---------- Extracted information
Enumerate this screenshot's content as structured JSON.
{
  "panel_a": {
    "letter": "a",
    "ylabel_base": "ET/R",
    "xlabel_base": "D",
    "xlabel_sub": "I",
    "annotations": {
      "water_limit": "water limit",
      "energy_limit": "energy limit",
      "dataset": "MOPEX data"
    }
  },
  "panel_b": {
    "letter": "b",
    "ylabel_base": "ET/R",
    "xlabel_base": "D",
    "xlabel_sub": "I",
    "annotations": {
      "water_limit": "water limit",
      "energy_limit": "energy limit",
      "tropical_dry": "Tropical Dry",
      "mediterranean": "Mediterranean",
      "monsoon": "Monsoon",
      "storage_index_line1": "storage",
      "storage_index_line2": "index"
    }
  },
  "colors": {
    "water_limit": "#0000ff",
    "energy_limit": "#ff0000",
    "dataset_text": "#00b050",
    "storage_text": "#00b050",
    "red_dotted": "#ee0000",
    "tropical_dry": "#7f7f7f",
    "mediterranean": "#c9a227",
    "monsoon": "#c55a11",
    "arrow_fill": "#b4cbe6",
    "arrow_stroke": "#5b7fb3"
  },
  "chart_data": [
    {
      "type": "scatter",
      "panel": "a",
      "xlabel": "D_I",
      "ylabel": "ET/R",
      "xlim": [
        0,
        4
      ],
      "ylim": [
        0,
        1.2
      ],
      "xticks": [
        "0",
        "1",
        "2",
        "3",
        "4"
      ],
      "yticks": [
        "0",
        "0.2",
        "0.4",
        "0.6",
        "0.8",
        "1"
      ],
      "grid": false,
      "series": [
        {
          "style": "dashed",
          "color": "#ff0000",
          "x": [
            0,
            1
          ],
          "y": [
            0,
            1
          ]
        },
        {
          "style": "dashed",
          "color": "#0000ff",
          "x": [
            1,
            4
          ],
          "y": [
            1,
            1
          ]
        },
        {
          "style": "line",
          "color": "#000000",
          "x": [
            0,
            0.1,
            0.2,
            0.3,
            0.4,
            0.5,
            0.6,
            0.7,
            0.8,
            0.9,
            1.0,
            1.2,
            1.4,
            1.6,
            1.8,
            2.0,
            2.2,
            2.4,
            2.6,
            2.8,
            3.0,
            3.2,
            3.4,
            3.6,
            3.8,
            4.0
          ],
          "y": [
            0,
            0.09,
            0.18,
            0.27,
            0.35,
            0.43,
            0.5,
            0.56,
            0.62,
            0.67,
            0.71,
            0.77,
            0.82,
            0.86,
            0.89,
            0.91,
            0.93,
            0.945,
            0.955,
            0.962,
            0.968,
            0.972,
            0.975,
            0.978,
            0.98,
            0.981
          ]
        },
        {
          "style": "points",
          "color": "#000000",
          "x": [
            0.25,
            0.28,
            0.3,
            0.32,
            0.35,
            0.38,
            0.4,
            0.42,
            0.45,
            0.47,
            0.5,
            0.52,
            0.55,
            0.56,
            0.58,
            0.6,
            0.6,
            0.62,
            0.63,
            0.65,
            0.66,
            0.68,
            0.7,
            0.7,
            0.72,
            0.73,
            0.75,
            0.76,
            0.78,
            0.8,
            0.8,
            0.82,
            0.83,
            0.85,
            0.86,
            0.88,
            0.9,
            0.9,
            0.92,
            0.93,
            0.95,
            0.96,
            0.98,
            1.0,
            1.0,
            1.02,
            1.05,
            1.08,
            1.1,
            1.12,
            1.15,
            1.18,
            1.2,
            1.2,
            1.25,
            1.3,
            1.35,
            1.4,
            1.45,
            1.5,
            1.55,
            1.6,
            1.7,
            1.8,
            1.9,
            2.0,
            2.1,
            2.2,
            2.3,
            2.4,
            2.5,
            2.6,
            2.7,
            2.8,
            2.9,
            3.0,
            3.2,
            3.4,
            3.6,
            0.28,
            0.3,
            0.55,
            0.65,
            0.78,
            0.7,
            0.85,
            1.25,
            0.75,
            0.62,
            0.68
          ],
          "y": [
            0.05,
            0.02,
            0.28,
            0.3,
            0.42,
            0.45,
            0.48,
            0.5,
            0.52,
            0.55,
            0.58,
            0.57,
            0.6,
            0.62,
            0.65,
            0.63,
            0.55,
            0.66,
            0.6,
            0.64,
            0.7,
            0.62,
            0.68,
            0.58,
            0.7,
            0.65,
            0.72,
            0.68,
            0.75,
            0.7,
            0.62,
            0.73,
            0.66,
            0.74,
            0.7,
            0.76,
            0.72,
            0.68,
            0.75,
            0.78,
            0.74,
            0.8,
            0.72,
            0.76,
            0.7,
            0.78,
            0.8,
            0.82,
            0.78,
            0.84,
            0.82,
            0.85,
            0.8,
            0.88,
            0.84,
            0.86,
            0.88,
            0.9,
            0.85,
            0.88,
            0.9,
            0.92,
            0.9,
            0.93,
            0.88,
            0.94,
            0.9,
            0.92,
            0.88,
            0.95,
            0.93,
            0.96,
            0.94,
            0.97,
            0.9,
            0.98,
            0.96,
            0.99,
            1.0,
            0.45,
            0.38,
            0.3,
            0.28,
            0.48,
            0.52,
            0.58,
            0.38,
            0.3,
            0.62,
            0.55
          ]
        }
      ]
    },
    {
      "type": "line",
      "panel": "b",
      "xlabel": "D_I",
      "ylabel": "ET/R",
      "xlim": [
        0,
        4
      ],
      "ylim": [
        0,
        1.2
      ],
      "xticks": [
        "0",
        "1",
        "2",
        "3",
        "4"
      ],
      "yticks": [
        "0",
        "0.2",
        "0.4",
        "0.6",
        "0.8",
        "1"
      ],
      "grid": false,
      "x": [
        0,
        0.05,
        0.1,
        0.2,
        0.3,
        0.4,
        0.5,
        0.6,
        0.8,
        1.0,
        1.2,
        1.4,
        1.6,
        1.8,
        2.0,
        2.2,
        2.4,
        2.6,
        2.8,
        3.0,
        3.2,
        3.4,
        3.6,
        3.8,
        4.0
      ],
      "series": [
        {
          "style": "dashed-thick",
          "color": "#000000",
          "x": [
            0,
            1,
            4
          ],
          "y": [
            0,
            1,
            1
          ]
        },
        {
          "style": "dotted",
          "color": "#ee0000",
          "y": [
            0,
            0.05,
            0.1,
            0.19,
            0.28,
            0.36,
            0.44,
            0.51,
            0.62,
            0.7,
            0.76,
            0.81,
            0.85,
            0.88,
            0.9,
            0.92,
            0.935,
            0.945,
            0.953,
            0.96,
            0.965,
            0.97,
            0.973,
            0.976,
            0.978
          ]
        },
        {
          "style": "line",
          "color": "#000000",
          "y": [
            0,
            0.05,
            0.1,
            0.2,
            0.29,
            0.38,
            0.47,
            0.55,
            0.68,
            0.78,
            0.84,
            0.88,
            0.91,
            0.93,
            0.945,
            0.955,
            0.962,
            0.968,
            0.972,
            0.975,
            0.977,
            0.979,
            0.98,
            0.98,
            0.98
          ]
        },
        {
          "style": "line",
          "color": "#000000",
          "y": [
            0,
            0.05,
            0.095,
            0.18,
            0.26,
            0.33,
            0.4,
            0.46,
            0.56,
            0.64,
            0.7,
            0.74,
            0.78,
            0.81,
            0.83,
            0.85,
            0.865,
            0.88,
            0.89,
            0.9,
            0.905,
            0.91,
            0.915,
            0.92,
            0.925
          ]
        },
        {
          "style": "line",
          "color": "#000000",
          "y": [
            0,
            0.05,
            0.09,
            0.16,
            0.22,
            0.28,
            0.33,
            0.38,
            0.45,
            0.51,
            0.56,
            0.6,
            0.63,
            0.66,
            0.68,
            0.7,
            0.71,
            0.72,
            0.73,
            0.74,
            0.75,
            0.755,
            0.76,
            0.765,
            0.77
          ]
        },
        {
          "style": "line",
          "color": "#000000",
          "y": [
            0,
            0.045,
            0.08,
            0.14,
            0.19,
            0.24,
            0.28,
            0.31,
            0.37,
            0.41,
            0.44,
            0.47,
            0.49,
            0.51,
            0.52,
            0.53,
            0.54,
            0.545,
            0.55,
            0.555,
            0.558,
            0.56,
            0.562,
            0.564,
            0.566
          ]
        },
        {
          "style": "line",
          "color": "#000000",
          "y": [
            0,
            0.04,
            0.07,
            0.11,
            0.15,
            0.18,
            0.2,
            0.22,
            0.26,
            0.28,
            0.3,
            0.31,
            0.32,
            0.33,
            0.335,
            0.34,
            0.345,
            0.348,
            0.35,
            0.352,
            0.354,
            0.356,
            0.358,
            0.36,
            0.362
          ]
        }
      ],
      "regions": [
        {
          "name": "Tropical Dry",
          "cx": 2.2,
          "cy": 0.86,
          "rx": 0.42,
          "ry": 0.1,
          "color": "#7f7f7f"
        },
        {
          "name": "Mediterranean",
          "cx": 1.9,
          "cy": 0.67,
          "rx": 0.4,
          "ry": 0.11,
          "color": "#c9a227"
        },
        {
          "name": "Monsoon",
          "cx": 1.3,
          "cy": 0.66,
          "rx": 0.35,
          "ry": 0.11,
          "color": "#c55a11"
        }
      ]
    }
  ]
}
--------------------
Find how many lines in the listing hold "name", and reply with that number only.

* [Solution for this exercise]
3